[[ Exercise passage open ]]
The ruling clerics intended to dismantle any prospects of blending modernism with Islam, a vision once idealistically pursued by President Banisadr. Even though Banisadr's father, Ayatollah Seyed Nasrollah Banisadr, had been "an Islamic leader revered by Khomeini", clerics saw him as a potentially dangerous Western, secular influence within the revolutionary government.

A three-man presidential council was formed in 1981. The council was headed by Ayatollah Mohammad Beheshti, with Akbar Rafsanjani and Mohammad-Ali Rajai as the other members. Mohammad Mohammadi Gilani was one of the judges that handed out death sentences to protestors. During a press conference, Gilani justified the trials and executions of the young girls, stating, "By the Islamic canon, a nine-year-old girl is mature. So there is no difference for us between a nine-year-old girl and a 40-year-old man."

In a TV interview, Tehran Revolutionary Prosecutor Asadollah Lajevardi acknowledged that flogging and physical punishment were employed as effective strategies to promote "repentance" and to help integrate "political prisoners into the Islamic Republics order". This methodical use of torture aimed to alter prisoners' religious beliefs, political views, and worldviews, while also pressuring them to make false public confessions.
[[ Exercise passage closed ]]
[[ Data extract open ]]
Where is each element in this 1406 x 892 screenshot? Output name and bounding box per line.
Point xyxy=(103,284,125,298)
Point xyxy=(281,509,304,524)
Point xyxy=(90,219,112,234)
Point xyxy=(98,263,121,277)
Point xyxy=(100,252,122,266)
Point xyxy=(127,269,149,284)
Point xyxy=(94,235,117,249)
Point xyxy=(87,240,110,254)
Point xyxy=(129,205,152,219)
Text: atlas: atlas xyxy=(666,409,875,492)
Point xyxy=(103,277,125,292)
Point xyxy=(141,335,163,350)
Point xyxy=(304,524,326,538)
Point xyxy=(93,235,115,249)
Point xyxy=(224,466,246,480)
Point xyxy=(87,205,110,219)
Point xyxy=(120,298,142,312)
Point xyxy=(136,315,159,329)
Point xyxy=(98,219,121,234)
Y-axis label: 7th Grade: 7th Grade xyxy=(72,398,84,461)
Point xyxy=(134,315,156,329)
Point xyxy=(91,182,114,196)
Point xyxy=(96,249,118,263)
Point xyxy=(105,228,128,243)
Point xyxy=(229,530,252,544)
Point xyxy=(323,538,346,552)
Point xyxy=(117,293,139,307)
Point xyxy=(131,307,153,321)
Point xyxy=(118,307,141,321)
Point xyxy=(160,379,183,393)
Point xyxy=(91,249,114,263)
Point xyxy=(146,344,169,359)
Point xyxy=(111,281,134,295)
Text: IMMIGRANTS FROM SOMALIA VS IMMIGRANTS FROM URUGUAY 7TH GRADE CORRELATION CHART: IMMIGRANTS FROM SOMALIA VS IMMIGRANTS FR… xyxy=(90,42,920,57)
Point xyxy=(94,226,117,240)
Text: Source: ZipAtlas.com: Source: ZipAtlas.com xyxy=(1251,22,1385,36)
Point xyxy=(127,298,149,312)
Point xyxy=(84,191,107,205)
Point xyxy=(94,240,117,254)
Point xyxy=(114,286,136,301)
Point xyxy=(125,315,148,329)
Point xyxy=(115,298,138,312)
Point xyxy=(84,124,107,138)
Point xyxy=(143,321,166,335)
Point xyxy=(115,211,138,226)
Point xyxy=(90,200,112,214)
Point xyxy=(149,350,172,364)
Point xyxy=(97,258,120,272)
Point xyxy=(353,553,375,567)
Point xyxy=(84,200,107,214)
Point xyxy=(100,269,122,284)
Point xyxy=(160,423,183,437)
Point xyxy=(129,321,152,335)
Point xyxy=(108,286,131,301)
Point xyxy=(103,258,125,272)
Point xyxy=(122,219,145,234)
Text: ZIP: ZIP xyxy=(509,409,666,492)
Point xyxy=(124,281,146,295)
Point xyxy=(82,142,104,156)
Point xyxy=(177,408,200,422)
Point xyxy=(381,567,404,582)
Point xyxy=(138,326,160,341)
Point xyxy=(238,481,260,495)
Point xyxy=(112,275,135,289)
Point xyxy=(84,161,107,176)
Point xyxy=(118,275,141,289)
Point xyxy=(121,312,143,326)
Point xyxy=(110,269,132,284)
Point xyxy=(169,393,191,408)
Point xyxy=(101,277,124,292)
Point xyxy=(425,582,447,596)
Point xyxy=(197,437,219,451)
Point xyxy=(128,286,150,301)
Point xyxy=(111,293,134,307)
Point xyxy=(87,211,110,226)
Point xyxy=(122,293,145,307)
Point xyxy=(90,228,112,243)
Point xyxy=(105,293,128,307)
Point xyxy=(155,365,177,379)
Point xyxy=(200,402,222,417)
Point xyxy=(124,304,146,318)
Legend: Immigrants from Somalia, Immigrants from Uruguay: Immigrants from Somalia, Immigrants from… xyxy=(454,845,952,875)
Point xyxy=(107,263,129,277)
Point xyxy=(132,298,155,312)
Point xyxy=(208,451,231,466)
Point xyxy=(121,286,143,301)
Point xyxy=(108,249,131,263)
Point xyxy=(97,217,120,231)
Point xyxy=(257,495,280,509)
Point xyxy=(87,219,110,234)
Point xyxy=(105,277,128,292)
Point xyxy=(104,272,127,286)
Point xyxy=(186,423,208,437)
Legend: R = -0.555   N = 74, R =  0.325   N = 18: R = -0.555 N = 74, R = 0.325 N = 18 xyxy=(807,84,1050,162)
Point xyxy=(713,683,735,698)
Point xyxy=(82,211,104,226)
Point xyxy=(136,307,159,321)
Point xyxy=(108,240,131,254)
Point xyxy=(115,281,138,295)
[[ Data extract closed ]]
Questions –
1. Answer these from the passage on Iran's ruling clerics:
(a) Who headed the three-man presidential council formed in 1981?
(b) What position did Asadollah Lajevardi hold?
(c) What was the name of President Banisadr's father?
2. Extend the passage on Iran's ruling clerics with a paragraph that follows on from its final sentence about false public confessions.

Results by task –
1.
(a) Ayatollah Mohammad Beheshti
(b) Tehran Revolutionary Prosecutor
(c) Ayatollah Seyed Nasrollah Banisadr

2.
==Legal dimension==

The 1981-1982 massacre marked a pivotal period when Sharia judges in Iran gained the power to define and enforce their interpretation of "Islamic justice". They used rulings and verdicts to turn terms such as "corruption on earth" and "waging war on Allah" into political tools, branding their critics as "hypocrites," "enemies of Allah," and "apostates." These terms were eventually codified in the 1982 Penal Code, which formed the basis of the modern Judicial system of the Islamic Republic of Iran. Those arrested were not allowed legal assistance, and confessions could be obtained under torture. The large-scale execution of children breached Article 6(5) of the International Covenant on Civil and Political Rights, which Iran had ratified in 1975.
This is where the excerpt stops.